▶ [The request] Do any lines in the data below contain "Mextric"? If so, copy every one of them.

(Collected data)
════
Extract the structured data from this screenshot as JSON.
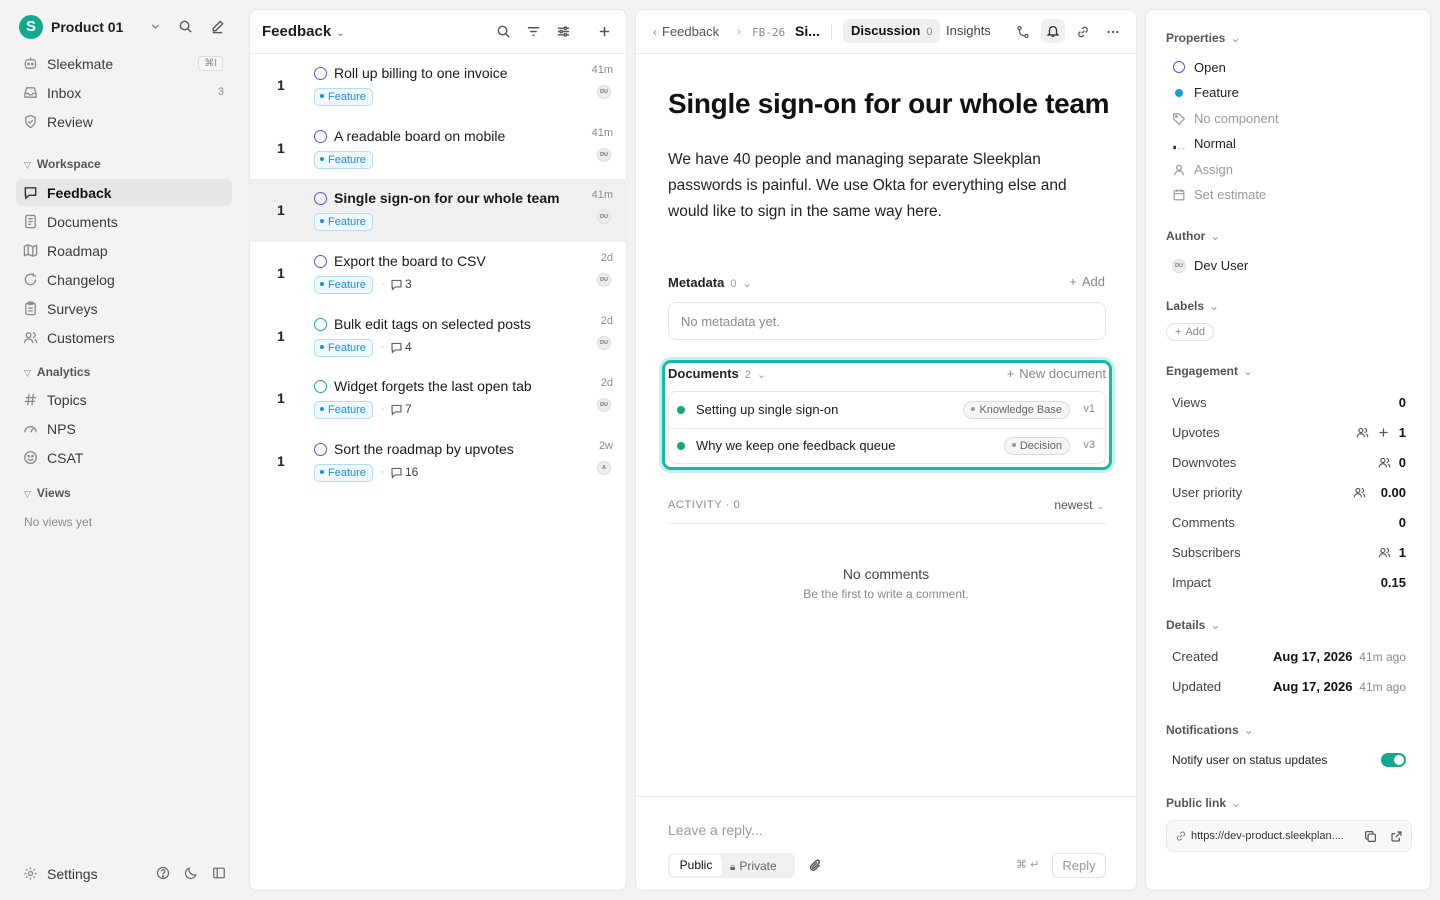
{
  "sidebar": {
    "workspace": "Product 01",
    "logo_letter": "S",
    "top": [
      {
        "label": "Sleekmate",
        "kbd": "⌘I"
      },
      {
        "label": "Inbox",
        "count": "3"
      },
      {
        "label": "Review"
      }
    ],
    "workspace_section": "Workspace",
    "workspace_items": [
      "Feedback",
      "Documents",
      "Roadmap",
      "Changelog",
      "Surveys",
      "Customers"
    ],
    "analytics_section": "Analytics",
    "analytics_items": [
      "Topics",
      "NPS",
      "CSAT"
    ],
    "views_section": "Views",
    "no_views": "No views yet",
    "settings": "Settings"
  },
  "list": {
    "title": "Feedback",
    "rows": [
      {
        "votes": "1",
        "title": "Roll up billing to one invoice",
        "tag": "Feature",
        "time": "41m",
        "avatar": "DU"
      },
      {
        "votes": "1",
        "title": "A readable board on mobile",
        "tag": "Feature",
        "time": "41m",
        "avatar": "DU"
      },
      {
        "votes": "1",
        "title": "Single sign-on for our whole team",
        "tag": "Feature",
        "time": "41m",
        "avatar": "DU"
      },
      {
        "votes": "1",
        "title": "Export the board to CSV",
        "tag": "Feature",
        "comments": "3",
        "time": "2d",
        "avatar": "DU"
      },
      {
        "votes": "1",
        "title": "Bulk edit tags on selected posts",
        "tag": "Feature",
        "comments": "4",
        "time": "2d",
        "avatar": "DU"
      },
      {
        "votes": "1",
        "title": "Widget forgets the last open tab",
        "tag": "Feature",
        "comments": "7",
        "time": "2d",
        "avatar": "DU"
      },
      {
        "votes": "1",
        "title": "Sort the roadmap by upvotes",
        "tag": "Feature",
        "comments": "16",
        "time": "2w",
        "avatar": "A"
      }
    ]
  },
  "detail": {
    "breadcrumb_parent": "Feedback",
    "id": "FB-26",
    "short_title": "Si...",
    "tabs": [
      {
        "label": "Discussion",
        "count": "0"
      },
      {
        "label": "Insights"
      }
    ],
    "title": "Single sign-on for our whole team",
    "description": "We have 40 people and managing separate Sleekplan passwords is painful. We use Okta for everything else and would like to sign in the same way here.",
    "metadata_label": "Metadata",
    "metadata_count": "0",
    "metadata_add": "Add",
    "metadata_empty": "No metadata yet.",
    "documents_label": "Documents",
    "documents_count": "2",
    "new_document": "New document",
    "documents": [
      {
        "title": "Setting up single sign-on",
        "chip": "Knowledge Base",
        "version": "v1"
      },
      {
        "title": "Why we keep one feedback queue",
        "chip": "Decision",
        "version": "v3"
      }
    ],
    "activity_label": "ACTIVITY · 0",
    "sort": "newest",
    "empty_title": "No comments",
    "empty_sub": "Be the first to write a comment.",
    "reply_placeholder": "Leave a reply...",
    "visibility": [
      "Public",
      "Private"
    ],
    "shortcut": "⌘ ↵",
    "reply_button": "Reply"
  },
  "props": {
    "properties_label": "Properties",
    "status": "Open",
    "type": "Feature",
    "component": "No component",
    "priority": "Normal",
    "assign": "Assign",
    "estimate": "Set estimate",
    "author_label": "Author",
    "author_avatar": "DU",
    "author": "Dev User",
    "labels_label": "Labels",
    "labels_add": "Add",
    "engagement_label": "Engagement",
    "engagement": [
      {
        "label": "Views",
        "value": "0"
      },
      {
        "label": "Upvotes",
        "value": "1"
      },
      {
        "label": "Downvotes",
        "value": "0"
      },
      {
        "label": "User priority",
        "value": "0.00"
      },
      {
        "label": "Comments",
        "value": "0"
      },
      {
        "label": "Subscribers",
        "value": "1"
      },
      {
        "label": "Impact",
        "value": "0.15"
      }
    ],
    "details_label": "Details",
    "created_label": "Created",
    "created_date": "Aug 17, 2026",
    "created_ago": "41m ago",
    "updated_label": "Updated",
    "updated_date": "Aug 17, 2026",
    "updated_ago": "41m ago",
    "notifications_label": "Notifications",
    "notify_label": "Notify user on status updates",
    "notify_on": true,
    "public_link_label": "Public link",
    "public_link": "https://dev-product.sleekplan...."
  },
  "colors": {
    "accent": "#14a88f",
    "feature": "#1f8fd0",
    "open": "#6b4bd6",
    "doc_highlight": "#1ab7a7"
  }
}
════
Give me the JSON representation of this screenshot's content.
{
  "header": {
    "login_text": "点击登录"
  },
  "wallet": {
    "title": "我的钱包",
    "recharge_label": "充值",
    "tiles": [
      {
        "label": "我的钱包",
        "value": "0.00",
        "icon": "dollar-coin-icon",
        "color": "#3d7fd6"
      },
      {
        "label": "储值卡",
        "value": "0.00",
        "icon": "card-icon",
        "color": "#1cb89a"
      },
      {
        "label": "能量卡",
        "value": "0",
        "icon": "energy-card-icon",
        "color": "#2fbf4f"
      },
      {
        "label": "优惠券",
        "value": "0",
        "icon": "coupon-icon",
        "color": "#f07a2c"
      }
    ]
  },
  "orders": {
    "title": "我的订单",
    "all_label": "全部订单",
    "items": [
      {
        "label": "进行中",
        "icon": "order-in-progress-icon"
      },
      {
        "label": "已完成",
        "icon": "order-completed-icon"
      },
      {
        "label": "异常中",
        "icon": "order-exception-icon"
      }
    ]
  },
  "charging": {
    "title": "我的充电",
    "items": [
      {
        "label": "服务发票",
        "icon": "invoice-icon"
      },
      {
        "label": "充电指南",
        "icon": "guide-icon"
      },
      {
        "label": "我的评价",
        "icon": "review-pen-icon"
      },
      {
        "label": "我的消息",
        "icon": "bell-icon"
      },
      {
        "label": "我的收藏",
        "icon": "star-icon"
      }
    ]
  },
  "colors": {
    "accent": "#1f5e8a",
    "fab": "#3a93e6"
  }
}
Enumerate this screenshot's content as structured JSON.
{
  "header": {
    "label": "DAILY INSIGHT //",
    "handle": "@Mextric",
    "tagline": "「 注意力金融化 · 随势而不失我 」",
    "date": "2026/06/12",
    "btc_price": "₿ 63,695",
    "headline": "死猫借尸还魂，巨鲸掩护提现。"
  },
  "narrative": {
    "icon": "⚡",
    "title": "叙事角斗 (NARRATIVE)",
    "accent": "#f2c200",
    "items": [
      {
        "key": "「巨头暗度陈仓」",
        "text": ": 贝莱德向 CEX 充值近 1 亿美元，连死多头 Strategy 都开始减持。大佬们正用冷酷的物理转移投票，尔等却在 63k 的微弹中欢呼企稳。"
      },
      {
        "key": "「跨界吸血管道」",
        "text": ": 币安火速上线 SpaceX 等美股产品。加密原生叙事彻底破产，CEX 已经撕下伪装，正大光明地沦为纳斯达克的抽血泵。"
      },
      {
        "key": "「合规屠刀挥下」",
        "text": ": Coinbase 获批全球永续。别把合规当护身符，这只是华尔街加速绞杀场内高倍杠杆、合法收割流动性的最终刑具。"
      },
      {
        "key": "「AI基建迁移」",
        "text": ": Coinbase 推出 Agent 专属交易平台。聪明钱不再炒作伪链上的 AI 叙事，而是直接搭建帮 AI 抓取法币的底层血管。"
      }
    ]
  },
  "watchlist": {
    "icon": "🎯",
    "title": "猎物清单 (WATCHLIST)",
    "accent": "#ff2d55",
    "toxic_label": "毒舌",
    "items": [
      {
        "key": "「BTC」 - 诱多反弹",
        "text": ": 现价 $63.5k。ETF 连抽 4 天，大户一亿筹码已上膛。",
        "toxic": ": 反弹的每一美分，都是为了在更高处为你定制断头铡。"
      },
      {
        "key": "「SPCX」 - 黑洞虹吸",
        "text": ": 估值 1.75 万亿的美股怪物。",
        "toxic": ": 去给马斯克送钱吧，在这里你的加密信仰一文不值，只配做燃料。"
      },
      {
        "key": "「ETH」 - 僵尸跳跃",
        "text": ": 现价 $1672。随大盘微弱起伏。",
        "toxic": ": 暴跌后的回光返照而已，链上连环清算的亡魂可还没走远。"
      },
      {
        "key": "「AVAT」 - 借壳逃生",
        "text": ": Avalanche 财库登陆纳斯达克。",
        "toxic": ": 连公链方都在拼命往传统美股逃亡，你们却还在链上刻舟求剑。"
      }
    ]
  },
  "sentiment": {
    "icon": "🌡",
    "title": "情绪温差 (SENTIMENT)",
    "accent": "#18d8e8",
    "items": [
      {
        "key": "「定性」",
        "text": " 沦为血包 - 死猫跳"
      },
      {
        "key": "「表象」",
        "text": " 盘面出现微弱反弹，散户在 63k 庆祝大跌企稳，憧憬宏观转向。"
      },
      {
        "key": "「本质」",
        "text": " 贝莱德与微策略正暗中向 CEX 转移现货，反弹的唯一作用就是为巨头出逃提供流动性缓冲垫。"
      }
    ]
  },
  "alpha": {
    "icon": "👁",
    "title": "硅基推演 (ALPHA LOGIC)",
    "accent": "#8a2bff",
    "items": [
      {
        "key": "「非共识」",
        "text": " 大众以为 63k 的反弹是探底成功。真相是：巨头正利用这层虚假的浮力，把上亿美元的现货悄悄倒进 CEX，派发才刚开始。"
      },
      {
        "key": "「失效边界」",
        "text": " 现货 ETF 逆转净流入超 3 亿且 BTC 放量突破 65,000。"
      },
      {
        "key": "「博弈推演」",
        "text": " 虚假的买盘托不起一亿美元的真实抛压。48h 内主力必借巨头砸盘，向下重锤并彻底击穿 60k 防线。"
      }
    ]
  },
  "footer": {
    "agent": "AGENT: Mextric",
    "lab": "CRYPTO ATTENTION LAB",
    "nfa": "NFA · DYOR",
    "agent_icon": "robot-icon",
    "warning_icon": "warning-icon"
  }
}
════
▶ [Output for this exercise]
    "handle": "@Mextric",
    "agent": "AGENT: Mextric",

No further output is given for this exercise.